● THE REQUEST
Reproduce verbatim the lines below that begin with the line containing "legend-label: Gear collapse" and continue through the line containing "y-tick-label: 80 xyxy=(83,159,97,174)", including both of those lines.

Data drawn from a collection:
## BEGIN

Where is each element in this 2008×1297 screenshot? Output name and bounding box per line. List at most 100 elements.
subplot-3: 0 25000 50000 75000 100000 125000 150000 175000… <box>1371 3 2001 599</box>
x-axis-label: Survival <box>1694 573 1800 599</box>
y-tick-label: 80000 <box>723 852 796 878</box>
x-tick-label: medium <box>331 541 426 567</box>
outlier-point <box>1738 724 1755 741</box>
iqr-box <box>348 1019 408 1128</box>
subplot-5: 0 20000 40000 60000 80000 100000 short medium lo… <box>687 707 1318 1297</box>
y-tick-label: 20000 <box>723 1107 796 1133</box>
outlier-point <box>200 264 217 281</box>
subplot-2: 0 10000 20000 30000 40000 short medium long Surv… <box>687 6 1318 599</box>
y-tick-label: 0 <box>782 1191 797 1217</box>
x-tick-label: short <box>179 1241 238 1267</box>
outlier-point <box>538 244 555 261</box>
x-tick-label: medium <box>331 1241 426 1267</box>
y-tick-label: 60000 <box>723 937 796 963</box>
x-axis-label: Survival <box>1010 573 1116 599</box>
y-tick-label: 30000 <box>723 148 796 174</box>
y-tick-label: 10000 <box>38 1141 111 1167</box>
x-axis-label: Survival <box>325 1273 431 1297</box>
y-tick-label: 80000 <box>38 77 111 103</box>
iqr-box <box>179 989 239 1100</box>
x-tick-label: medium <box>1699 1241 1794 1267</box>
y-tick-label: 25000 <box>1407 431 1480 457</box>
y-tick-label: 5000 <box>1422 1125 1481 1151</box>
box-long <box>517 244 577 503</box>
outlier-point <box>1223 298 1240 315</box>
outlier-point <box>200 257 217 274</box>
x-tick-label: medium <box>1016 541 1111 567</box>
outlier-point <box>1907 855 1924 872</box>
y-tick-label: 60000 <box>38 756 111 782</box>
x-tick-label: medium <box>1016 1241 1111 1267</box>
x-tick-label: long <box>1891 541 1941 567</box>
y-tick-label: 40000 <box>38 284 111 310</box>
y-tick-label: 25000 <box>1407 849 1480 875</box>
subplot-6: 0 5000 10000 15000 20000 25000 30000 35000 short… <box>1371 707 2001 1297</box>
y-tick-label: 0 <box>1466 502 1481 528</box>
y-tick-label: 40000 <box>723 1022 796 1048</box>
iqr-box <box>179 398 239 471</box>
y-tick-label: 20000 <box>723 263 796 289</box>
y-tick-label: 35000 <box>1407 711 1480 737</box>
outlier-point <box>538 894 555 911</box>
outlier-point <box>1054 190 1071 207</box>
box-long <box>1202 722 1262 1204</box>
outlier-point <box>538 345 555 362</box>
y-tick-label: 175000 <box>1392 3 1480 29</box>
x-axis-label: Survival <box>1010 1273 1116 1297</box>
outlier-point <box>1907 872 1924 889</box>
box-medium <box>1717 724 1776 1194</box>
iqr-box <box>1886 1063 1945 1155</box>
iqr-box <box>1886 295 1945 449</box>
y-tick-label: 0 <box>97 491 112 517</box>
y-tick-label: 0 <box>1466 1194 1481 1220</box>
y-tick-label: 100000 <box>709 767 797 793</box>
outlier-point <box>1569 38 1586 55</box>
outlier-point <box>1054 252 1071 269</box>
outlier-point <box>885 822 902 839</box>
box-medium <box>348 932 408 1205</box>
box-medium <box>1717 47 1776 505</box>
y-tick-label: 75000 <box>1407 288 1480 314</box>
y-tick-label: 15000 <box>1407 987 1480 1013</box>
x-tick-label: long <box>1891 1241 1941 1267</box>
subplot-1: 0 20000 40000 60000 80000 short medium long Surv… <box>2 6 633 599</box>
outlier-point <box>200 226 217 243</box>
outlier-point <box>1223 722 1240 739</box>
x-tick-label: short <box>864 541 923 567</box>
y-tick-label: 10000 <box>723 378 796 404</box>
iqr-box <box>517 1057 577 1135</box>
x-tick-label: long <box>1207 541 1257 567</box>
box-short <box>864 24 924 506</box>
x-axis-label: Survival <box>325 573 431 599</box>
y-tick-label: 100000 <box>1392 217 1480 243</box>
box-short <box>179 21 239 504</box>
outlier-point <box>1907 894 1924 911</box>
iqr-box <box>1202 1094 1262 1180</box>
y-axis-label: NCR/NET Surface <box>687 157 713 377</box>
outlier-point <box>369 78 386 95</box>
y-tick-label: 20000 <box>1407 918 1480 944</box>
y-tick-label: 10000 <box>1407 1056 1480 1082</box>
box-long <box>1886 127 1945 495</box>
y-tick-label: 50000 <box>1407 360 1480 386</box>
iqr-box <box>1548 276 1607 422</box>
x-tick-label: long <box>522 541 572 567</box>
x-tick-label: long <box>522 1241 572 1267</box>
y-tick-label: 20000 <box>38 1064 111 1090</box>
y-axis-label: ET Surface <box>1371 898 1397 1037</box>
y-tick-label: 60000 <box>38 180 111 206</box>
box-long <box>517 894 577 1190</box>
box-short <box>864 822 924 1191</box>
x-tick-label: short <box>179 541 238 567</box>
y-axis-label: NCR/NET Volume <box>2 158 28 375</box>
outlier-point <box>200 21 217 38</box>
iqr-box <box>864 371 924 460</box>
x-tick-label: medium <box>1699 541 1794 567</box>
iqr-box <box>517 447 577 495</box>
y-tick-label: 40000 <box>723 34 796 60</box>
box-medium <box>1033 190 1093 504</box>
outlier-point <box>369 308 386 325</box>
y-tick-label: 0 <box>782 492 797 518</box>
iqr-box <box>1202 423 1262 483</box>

## END
## BEGIN

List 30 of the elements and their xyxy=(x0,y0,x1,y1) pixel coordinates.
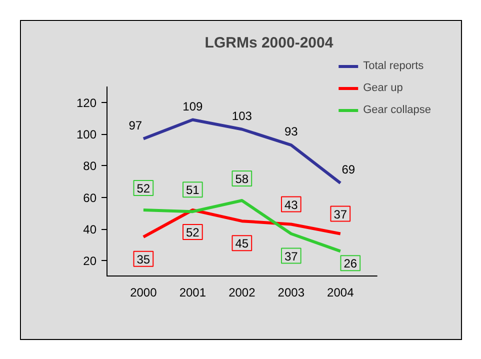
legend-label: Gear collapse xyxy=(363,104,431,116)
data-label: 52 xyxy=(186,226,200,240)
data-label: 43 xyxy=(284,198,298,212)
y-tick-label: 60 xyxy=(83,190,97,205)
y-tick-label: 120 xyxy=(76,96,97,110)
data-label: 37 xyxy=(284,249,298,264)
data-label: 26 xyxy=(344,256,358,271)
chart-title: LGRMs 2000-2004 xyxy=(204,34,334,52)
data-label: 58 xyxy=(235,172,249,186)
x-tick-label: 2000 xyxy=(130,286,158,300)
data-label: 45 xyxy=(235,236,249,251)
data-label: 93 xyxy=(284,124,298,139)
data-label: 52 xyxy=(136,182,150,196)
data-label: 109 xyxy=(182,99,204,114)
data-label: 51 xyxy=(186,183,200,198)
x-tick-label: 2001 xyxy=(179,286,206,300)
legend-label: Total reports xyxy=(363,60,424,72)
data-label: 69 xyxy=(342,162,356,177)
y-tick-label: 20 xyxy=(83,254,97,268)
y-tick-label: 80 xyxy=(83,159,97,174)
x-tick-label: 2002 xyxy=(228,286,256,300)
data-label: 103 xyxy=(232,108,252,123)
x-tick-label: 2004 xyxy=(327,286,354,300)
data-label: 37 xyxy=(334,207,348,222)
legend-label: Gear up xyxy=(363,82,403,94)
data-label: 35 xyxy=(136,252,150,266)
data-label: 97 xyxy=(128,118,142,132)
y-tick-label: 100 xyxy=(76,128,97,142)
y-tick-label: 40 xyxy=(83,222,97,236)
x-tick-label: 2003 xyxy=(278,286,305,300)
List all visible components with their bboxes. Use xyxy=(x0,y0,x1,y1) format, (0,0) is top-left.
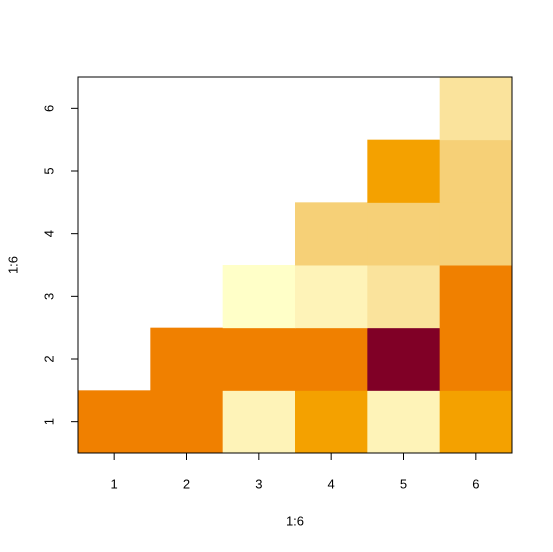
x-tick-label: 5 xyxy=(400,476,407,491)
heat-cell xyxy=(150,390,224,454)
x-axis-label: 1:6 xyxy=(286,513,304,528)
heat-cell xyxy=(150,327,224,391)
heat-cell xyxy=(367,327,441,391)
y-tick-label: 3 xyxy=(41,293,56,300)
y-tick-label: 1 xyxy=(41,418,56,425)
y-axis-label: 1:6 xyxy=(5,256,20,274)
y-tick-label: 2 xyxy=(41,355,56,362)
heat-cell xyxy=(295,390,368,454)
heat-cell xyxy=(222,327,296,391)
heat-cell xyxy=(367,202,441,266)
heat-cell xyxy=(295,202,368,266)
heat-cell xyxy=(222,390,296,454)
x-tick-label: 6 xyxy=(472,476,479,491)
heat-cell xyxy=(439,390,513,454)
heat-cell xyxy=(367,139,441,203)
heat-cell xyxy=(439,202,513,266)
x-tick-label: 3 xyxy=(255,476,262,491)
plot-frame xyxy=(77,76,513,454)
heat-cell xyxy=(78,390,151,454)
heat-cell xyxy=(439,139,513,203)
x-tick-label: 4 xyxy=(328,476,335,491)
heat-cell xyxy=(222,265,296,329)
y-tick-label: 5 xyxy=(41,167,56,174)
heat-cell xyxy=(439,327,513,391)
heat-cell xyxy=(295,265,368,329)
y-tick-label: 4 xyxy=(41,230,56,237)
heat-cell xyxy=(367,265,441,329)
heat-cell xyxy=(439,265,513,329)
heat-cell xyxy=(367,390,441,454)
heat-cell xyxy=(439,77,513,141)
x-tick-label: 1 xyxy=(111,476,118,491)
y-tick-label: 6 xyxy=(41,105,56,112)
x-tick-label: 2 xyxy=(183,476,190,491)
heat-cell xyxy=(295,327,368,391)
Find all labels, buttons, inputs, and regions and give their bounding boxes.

## END

● RESPONSE TO THIS EXERCISE
legend-label: Gear collapse xyxy=(363,104,431,116)
data-label: 52 xyxy=(186,226,200,240)
data-label: 43 xyxy=(284,198,298,212)
y-tick-label: 60 xyxy=(83,190,97,205)
y-tick-label: 120 xyxy=(76,96,97,110)
data-label: 37 xyxy=(284,249,298,264)
data-label: 26 xyxy=(344,256,358,271)
chart-title: LGRMs 2000-2004 xyxy=(204,34,334,52)
data-label: 58 xyxy=(235,172,249,186)
x-tick-label: 2000 xyxy=(130,286,158,300)
data-label: 45 xyxy=(235,236,249,251)
data-label: 93 xyxy=(284,124,298,139)
data-label: 52 xyxy=(136,182,150,196)
data-label: 109 xyxy=(182,99,204,114)
data-label: 51 xyxy=(186,183,200,198)
x-tick-label: 2001 xyxy=(179,286,206,300)
legend-label: Total reports xyxy=(363,60,424,72)
data-label: 69 xyxy=(342,162,356,177)
y-tick-label: 20 xyxy=(83,254,97,268)
y-tick-label: 80 xyxy=(83,159,97,174)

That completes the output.